■ What is asked:
Every record that follows must be duplicated exactly, with images left out.
(begin)
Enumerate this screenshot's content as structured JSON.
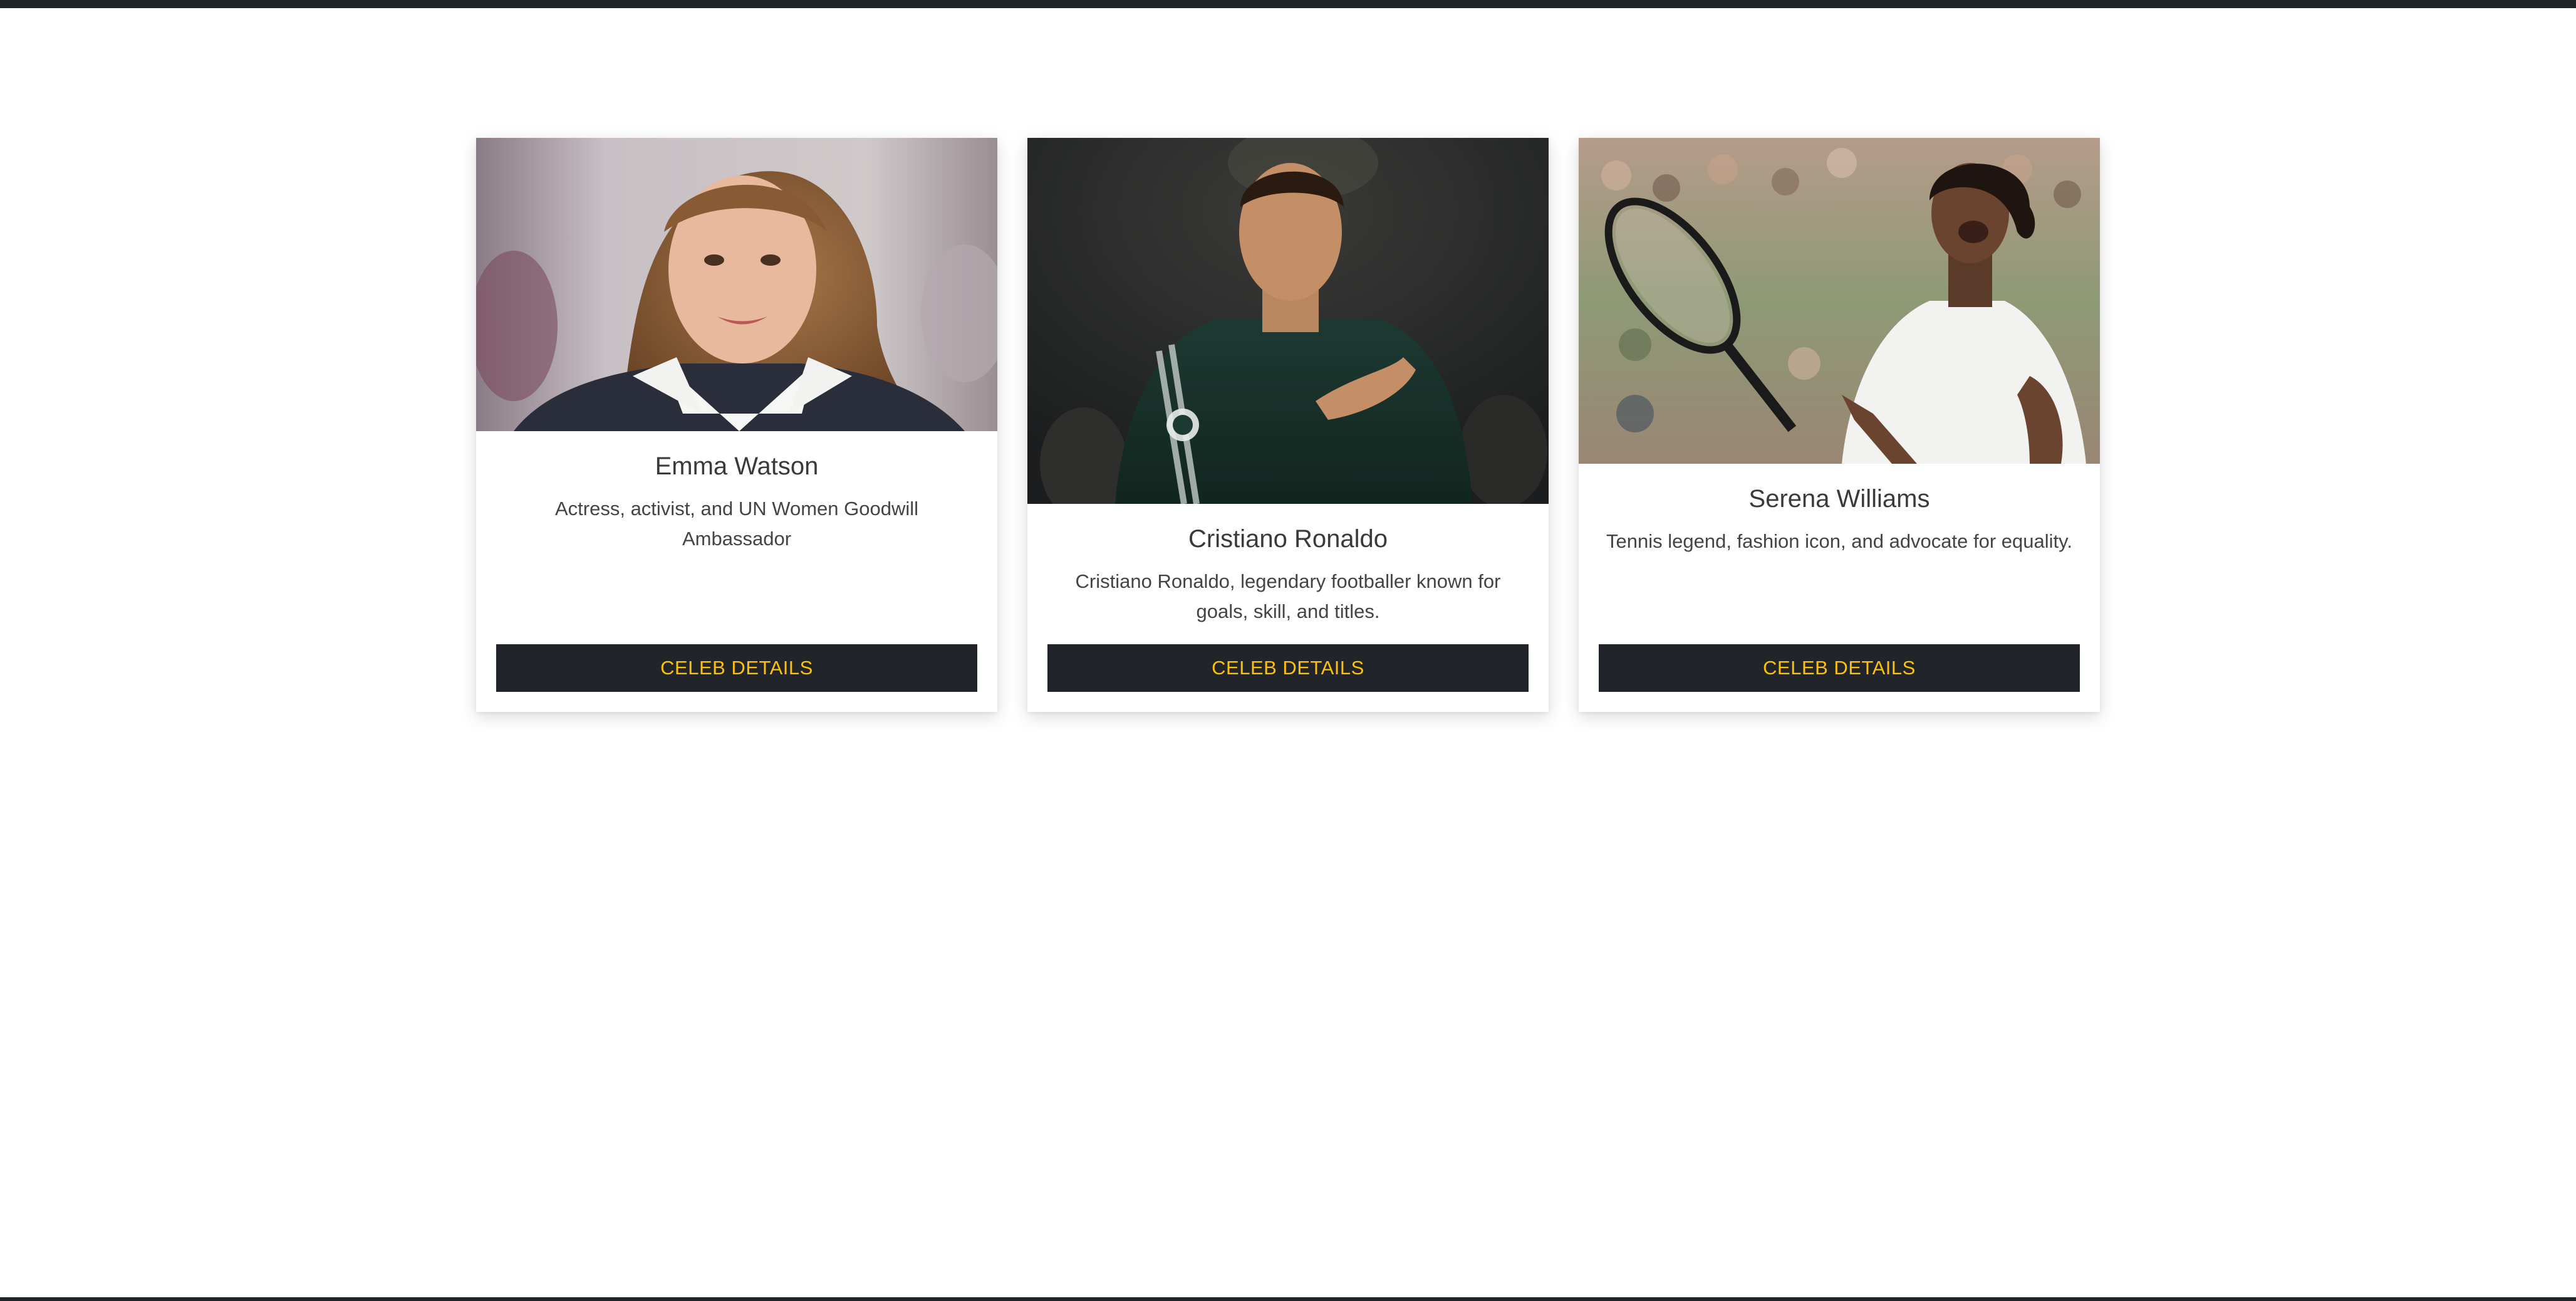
{
  "cards": [
    {
      "name": "Emma Watson",
      "description": "Actress, activist, and UN Women Goodwill Ambassador",
      "button_label": "CELEB DETAILS"
    },
    {
      "name": "Cristiano Ronaldo",
      "description": "Cristiano Ronaldo, legendary footballer known for goals, skill, and titles.",
      "button_label": "CELEB DETAILS"
    },
    {
      "name": "Serena Williams",
      "description": "Tennis legend, fashion icon, and advocate for equality.",
      "button_label": "CELEB DETAILS"
    }
  ],
  "colors": {
    "button_bg": "#212529",
    "button_text": "#ffc107",
    "page_bg": "#ffffff"
  }
}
(end)
■ Full output:
Enumerate this screenshot's content as structured JSON.
{
  "cards": [
    {
      "name": "Emma Watson",
      "description": "Actress, activist, and UN Women Goodwill Ambassador",
      "button_label": "CELEB DETAILS"
    },
    {
      "name": "Cristiano Ronaldo",
      "description": "Cristiano Ronaldo, legendary footballer known for goals, skill, and titles.",
      "button_label": "CELEB DETAILS"
    },
    {
      "name": "Serena Williams",
      "description": "Tennis legend, fashion icon, and advocate for equality.",
      "button_label": "CELEB DETAILS"
    }
  ],
  "colors": {
    "button_bg": "#212529",
    "button_text": "#ffc107",
    "page_bg": "#ffffff"
  }
}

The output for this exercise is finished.